┌─ DATA FOR THE TASK
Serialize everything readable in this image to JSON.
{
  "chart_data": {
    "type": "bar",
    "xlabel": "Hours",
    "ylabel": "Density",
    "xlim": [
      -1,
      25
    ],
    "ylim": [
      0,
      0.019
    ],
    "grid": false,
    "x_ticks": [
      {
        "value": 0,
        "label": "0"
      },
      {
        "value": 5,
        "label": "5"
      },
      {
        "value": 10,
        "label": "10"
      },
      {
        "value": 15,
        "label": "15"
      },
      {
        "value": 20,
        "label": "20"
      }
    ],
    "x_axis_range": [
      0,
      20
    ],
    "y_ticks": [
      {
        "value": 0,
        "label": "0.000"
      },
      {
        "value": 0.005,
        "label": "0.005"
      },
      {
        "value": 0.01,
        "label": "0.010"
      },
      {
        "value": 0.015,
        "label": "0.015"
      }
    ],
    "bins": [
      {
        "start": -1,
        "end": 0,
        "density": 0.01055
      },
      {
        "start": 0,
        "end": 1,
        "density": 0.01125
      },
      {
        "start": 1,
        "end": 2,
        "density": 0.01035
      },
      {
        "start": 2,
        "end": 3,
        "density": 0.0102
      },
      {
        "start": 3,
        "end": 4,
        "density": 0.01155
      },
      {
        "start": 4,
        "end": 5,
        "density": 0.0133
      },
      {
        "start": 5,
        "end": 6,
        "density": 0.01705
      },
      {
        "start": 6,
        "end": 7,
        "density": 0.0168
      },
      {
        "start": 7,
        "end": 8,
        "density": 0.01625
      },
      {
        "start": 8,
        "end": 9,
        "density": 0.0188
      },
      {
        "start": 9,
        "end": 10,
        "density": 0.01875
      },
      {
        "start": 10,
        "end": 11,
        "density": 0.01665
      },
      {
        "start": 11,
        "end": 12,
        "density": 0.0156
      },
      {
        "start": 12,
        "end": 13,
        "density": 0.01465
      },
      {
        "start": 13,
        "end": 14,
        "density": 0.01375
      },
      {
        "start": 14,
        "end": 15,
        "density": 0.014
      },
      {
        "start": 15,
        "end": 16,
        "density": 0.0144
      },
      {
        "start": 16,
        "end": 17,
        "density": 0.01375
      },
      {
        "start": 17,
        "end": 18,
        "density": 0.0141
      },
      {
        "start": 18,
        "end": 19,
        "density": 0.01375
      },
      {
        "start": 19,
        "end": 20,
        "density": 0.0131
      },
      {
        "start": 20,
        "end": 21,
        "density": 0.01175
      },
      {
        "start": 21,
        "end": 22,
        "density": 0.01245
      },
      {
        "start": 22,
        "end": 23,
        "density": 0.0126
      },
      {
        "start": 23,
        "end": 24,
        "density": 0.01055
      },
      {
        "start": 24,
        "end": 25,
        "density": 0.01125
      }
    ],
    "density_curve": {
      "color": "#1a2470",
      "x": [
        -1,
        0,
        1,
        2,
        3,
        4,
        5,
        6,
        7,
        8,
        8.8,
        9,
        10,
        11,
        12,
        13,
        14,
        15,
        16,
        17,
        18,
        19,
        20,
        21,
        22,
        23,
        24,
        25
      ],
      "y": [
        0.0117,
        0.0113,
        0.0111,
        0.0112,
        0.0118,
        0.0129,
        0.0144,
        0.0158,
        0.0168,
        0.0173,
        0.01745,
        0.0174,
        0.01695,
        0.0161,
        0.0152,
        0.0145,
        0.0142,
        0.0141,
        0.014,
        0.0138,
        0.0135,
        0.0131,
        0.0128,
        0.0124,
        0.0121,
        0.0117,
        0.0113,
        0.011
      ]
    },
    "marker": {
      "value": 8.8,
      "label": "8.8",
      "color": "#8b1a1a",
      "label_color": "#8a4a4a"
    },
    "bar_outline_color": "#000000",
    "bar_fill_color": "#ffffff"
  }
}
└─
# PROBLEM TO SOLVE:
Please repeat the listing above in full and exactly.

# RESPONSE:
Serialize everything readable in this image to JSON.
{
  "chart_data": {
    "type": "bar",
    "xlabel": "Hours",
    "ylabel": "Density",
    "xlim": [
      -1,
      25
    ],
    "ylim": [
      0,
      0.019
    ],
    "grid": false,
    "x_ticks": [
      {
        "value": 0,
        "label": "0"
      },
      {
        "value": 5,
        "label": "5"
      },
      {
        "value": 10,
        "label": "10"
      },
      {
        "value": 15,
        "label": "15"
      },
      {
        "value": 20,
        "label": "20"
      }
    ],
    "x_axis_range": [
      0,
      20
    ],
    "y_ticks": [
      {
        "value": 0,
        "label": "0.000"
      },
      {
        "value": 0.005,
        "label": "0.005"
      },
      {
        "value": 0.01,
        "label": "0.010"
      },
      {
        "value": 0.015,
        "label": "0.015"
      }
    ],
    "bins": [
      {
        "start": -1,
        "end": 0,
        "density": 0.01055
      },
      {
        "start": 0,
        "end": 1,
        "density": 0.01125
      },
      {
        "start": 1,
        "end": 2,
        "density": 0.01035
      },
      {
        "start": 2,
        "end": 3,
        "density": 0.0102
      },
      {
        "start": 3,
        "end": 4,
        "density": 0.01155
      },
      {
        "start": 4,
        "end": 5,
        "density": 0.0133
      },
      {
        "start": 5,
        "end": 6,
        "density": 0.01705
      },
      {
        "start": 6,
        "end": 7,
        "density": 0.0168
      },
      {
        "start": 7,
        "end": 8,
        "density": 0.01625
      },
      {
        "start": 8,
        "end": 9,
        "density": 0.0188
      },
      {
        "start": 9,
        "end": 10,
        "density": 0.01875
      },
      {
        "start": 10,
        "end": 11,
        "density": 0.01665
      },
      {
        "start": 11,
        "end": 12,
        "density": 0.0156
      },
      {
        "start": 12,
        "end": 13,
        "density": 0.01465
      },
      {
        "start": 13,
        "end": 14,
        "density": 0.01375
      },
      {
        "start": 14,
        "end": 15,
        "density": 0.014
      },
      {
        "start": 15,
        "end": 16,
        "density": 0.0144
      },
      {
        "start": 16,
        "end": 17,
        "density": 0.01375
      },
      {
        "start": 17,
        "end": 18,
        "density": 0.0141
      },
      {
        "start": 18,
        "end": 19,
        "density": 0.01375
      },
      {
        "start": 19,
        "end": 20,
        "density": 0.0131
      },
      {
        "start": 20,
        "end": 21,
        "density": 0.01175
      },
      {
        "start": 21,
        "end": 22,
        "density": 0.01245
      },
      {
        "start": 22,
        "end": 23,
        "density": 0.0126
      },
      {
        "start": 23,
        "end": 24,
        "density": 0.01055
      },
      {
        "start": 24,
        "end": 25,
        "density": 0.01125
      }
    ],
    "density_curve": {
      "color": "#1a2470",
      "x": [
        -1,
        0,
        1,
        2,
        3,
        4,
        5,
        6,
        7,
        8,
        8.8,
        9,
        10,
        11,
        12,
        13,
        14,
        15,
        16,
        17,
        18,
        19,
        20,
        21,
        22,
        23,
        24,
        25
      ],
      "y": [
        0.0117,
        0.0113,
        0.0111,
        0.0112,
        0.0118,
        0.0129,
        0.0144,
        0.0158,
        0.0168,
        0.0173,
        0.01745,
        0.0174,
        0.01695,
        0.0161,
        0.0152,
        0.0145,
        0.0142,
        0.0141,
        0.014,
        0.0138,
        0.0135,
        0.0131,
        0.0128,
        0.0124,
        0.0121,
        0.0117,
        0.0113,
        0.011
      ]
    },
    "marker": {
      "value": 8.8,
      "label": "8.8",
      "color": "#8b1a1a",
      "label_color": "#8a4a4a"
    },
    "bar_outline_color": "#000000",
    "bar_fill_color": "#ffffff"
  }
}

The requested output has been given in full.